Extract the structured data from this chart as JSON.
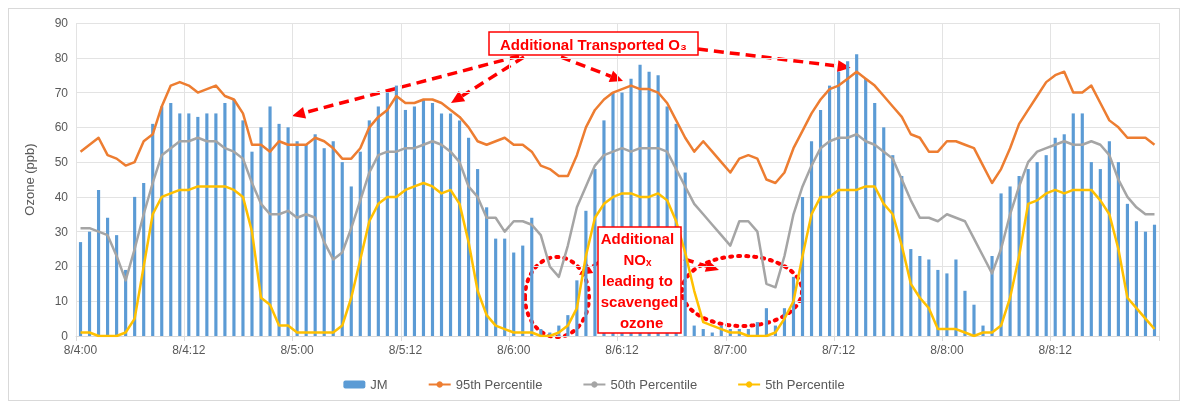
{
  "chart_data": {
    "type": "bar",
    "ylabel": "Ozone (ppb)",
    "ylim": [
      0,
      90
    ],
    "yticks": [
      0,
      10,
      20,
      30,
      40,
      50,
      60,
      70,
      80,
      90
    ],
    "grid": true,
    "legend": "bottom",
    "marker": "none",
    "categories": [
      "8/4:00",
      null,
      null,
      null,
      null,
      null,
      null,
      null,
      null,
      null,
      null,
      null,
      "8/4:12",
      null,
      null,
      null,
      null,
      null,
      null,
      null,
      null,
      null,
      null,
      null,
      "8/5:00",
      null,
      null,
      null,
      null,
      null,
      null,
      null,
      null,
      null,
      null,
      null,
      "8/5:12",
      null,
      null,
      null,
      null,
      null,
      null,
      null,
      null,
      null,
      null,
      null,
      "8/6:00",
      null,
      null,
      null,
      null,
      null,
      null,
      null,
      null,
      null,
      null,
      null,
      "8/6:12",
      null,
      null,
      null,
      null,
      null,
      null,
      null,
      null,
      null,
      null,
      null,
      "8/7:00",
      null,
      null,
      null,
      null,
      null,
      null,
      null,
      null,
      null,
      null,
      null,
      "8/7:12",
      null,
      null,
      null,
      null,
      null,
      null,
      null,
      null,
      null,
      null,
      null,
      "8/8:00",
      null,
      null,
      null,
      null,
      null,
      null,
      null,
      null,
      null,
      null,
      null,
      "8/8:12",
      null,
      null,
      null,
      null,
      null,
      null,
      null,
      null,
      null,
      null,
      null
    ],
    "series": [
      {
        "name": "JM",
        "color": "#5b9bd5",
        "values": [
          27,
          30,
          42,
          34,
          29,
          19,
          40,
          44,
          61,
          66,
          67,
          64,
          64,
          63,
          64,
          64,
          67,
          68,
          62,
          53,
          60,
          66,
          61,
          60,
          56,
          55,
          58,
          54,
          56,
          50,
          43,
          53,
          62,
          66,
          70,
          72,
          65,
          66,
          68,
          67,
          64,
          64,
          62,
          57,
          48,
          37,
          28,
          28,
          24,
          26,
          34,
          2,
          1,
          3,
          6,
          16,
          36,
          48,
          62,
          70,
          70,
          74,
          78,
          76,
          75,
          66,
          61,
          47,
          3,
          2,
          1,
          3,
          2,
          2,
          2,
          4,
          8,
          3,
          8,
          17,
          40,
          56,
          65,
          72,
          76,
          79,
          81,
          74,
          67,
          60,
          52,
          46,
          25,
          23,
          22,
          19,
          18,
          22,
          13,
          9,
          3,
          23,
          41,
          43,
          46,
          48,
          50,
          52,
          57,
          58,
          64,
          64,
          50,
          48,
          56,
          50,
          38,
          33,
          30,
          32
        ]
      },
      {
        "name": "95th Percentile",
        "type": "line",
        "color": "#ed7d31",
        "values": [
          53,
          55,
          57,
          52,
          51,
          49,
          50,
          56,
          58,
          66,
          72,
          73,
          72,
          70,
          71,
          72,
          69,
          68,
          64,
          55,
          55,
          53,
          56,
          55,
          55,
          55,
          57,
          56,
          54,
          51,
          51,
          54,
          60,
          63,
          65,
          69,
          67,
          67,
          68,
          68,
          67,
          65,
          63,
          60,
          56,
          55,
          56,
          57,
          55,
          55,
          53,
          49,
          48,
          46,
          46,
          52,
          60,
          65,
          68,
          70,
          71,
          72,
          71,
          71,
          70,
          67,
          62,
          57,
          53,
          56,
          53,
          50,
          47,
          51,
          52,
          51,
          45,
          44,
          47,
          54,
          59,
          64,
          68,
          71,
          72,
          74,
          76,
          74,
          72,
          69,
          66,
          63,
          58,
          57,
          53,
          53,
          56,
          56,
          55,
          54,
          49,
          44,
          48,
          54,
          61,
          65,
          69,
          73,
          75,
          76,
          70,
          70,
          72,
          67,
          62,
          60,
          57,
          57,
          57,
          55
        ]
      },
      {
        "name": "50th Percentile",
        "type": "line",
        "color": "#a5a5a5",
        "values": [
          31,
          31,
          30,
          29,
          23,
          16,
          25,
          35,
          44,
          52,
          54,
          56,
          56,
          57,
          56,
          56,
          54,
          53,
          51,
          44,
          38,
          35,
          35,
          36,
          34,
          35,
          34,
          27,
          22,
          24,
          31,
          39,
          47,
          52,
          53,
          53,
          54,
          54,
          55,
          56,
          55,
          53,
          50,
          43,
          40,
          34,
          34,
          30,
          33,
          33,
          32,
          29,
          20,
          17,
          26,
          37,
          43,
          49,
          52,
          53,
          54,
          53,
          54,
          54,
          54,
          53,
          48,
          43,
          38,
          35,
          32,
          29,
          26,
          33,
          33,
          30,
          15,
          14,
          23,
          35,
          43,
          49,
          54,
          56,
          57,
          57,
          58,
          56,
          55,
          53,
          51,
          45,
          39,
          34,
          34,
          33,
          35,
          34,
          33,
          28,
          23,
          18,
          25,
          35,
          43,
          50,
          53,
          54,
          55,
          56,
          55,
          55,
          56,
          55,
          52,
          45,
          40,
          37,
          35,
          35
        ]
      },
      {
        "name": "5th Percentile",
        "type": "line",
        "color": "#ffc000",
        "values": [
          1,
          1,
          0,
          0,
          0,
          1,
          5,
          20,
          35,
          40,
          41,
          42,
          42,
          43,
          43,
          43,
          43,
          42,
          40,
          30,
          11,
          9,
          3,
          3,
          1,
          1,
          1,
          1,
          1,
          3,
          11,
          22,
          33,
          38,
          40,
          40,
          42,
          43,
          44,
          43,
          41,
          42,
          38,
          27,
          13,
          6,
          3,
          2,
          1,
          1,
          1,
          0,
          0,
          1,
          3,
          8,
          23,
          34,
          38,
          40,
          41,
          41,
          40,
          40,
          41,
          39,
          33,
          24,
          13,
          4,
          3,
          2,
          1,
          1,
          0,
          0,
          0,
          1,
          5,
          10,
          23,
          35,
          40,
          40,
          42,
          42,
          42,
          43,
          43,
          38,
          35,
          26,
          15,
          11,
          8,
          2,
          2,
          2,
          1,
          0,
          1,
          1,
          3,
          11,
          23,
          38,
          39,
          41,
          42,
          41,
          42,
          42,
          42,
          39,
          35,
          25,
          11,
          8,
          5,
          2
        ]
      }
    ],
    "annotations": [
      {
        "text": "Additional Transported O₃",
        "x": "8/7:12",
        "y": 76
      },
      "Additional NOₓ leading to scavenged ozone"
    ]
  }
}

* * *

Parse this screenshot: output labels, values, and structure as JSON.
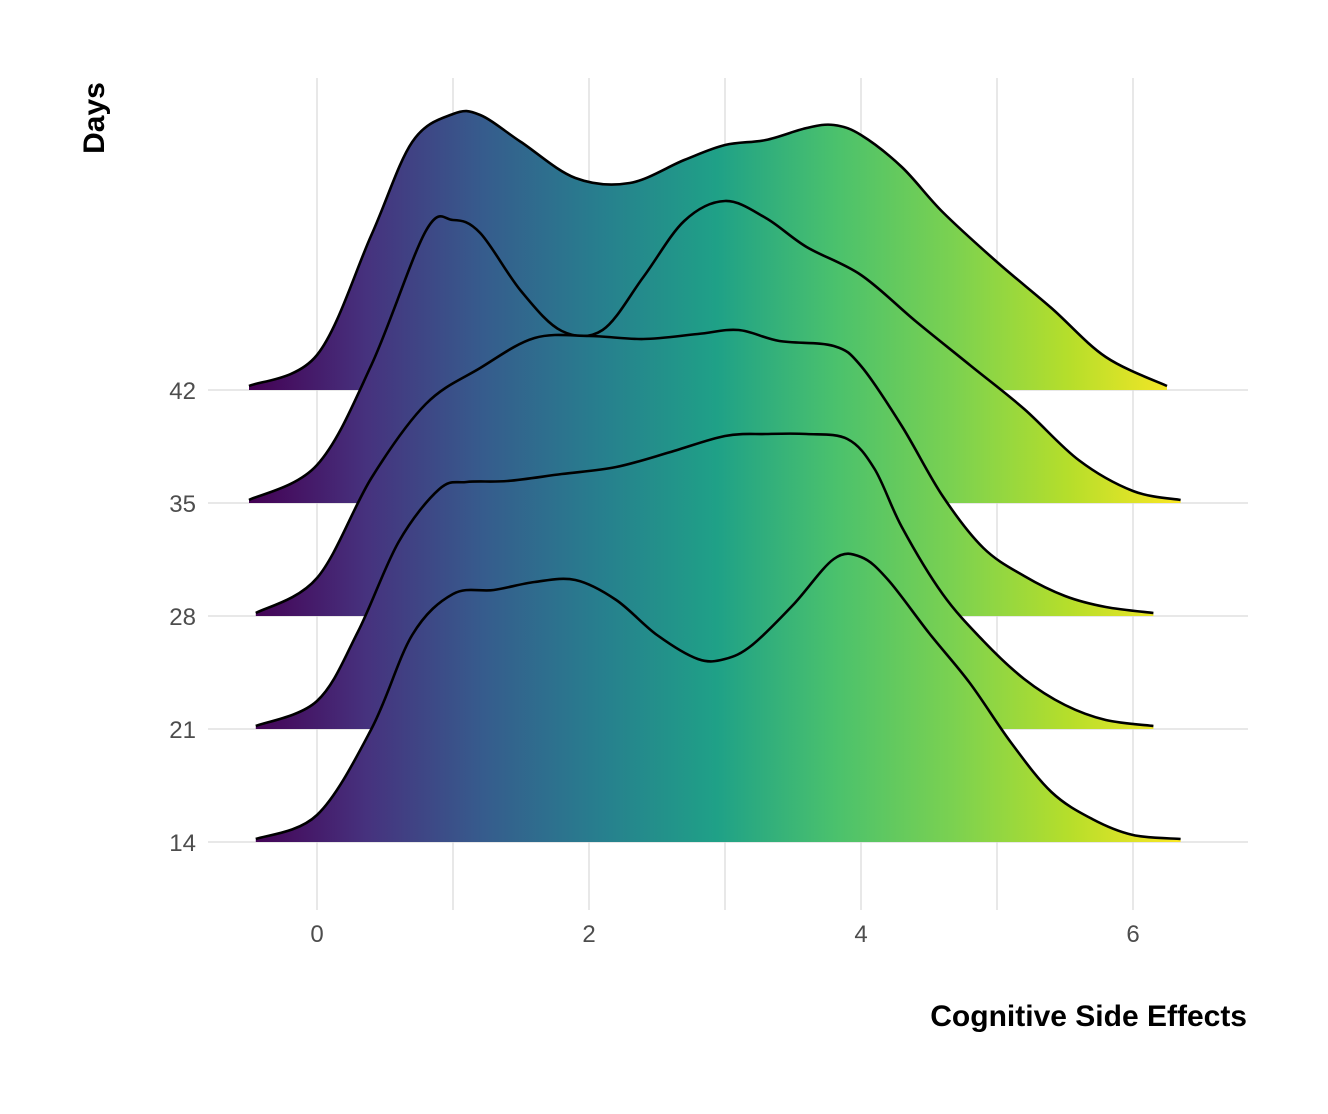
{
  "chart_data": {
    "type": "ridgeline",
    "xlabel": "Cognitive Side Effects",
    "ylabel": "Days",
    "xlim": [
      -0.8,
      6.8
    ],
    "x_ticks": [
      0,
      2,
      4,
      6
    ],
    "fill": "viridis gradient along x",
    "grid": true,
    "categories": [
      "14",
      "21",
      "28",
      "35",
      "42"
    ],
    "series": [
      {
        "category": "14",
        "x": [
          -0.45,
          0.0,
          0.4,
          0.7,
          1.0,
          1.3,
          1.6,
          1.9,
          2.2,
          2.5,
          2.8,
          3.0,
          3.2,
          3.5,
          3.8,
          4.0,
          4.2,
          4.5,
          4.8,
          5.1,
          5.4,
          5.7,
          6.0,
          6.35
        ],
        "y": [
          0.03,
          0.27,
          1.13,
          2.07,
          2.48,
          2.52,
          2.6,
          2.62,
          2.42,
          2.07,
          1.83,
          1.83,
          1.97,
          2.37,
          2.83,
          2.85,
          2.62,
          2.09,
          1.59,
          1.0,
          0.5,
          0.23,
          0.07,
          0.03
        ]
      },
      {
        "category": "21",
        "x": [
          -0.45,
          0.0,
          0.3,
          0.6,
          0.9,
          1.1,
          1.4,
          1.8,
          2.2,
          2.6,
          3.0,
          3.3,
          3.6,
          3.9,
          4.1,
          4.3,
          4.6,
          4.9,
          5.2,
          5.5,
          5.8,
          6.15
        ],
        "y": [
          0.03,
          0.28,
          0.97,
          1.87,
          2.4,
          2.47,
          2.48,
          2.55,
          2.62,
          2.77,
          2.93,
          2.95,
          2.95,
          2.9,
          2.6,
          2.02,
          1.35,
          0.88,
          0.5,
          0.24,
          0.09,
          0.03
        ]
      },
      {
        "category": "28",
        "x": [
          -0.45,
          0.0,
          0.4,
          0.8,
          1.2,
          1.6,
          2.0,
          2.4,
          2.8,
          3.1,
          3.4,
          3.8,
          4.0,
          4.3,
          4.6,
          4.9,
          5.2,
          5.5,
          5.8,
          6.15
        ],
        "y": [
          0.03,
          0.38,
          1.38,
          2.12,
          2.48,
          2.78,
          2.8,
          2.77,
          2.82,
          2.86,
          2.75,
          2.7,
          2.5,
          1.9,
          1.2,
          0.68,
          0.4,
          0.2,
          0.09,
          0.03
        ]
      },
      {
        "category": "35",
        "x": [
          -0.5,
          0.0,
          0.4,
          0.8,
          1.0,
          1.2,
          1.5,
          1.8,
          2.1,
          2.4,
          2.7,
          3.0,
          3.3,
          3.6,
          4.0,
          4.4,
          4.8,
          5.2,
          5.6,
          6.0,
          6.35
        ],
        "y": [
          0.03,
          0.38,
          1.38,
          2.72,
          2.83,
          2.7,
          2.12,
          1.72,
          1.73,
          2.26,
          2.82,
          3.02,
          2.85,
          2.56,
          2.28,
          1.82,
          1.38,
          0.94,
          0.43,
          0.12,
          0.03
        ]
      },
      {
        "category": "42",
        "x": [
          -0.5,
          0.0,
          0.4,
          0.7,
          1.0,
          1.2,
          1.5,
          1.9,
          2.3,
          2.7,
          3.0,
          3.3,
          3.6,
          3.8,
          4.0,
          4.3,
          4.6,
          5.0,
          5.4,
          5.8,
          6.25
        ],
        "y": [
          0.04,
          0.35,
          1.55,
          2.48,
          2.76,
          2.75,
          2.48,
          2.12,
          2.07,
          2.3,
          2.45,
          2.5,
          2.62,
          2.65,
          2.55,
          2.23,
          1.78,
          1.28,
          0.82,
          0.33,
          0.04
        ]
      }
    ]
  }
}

→ **JOB**: Return each line with "Additional".

→ **CORRECT ANSWER**:
        "text": "Additional Transported O₃",
      "Additional NOₓ leading to scavenged ozone"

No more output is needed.